EXERCISE DETAILS> Reproduce word for word the part of the reader comments that runs from "Oh, and I’m" up to and including "sailors, teachers, truckers.".
** Opening PASSAGE FOR REVIEW block **

    Oh, and I’m reasonably sure this country still needs accountants, bankers and/or tellers, carpenters, chemical company workers, doctors, electricians, engineers (aerospace, agricultural, chemical, civil, electrical, electronic, mechanical, industrial — to name a few), farmers, iron workers, nurses, oilfield workers, paper mill workers, plumbers, police, soldiers and sailors, teachers, truckers.

    Of course, I could be wrong.

    David for workers

  3. Lady on December 1st, 2012 10:24 pm

    I think it is ridiculous for the State to fund education for those that are not even citizens of this country. Also, why couldn’t text books be offered as used for a minimal fee if they are returned. We have enough staff in all the offices to keep up with this and would help the pocket books of a lot of people that want their children to have an education and also adults who want to find a decent job. it’s getting so this country is only made up of service jobs and most of them are given to the “welfare recipents” not the ones who are trying to work and go to school. This country is going downhill and the politicians are not doing anything about it. Just see what condition we are going to be in in the next four years. I shudder to think how we are going to live, let alone have medical coverage. Only the wealthy will have that and they will let the rest of us die without it.
** Closing PASSAGE FOR REVIEW block **
** Opening EXTRACTED INFORMATION block **
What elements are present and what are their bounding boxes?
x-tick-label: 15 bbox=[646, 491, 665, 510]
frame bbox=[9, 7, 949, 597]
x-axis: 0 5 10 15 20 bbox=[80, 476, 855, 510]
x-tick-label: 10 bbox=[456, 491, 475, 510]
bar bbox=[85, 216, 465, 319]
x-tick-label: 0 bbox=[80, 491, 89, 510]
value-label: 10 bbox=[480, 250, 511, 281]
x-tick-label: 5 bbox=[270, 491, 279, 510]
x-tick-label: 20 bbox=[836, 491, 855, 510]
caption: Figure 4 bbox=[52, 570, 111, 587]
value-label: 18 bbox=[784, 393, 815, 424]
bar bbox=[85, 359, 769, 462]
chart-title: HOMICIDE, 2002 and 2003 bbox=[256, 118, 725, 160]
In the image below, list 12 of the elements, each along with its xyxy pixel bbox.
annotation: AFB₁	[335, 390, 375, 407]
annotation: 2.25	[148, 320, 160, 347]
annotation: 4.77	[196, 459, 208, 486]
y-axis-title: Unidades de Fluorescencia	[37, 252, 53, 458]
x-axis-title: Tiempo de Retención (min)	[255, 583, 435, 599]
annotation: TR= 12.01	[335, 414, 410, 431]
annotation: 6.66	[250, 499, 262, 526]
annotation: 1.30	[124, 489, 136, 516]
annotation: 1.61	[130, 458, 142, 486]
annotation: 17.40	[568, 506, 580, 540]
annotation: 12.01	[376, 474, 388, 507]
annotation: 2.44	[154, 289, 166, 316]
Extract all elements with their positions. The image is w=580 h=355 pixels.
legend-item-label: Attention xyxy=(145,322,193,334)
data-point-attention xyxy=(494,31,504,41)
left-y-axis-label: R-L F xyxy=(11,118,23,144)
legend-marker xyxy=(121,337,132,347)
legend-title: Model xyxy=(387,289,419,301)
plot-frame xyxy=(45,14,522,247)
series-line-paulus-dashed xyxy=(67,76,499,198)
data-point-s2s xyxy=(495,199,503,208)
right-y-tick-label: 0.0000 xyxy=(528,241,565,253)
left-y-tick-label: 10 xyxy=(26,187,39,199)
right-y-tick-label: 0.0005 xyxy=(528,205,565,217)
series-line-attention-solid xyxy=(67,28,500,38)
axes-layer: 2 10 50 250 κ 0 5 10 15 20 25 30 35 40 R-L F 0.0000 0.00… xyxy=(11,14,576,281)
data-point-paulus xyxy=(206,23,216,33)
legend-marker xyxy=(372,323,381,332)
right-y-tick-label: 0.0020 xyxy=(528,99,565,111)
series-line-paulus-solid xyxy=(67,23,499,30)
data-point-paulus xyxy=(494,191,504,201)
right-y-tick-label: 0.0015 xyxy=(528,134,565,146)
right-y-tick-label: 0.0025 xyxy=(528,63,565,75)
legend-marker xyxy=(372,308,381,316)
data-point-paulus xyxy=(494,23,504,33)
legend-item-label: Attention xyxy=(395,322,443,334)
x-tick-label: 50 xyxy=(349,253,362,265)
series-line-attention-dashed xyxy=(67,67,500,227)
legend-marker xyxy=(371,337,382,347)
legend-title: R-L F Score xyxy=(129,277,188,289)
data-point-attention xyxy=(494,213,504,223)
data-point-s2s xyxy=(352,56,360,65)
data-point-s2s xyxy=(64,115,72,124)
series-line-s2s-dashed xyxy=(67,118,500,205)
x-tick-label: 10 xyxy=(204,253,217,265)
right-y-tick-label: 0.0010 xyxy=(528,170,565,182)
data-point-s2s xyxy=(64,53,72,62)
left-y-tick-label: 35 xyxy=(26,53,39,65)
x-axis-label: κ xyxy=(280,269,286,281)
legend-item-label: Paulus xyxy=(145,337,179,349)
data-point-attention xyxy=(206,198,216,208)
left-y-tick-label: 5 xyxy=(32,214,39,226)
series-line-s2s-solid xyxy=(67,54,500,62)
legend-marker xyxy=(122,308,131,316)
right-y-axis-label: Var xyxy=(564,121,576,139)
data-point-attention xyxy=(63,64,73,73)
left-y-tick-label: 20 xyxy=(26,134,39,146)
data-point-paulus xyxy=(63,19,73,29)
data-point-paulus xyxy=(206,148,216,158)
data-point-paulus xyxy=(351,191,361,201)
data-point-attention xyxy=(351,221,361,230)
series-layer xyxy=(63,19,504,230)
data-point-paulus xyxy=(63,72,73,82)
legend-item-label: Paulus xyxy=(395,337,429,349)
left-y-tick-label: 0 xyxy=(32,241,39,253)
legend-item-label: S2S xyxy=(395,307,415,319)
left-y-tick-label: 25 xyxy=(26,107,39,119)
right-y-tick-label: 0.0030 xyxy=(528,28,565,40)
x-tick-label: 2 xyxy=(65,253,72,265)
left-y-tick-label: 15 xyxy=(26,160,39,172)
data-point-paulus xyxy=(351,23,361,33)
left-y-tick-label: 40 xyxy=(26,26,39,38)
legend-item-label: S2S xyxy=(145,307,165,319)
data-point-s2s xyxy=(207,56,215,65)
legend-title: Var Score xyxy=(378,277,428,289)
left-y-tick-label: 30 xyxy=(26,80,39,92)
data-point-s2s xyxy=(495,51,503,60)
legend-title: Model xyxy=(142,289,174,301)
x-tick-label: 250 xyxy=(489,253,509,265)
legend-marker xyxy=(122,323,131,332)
** Closing EXTRACTED INFORMATION block **
ANSWER SECTION>
Oh, and I’m reasonably sure this country still needs accountants, bankers and/or tellers, carpenters, chemical company workers, doctors, electricians, engineers (aerospace, agricultural, chemical, civil, electrical, electronic, mechanical, industrial — to name a few), farmers, iron workers, nurses, oilfield workers, paper mill workers, plumbers, police, soldiers and sailors, teachers, truckers.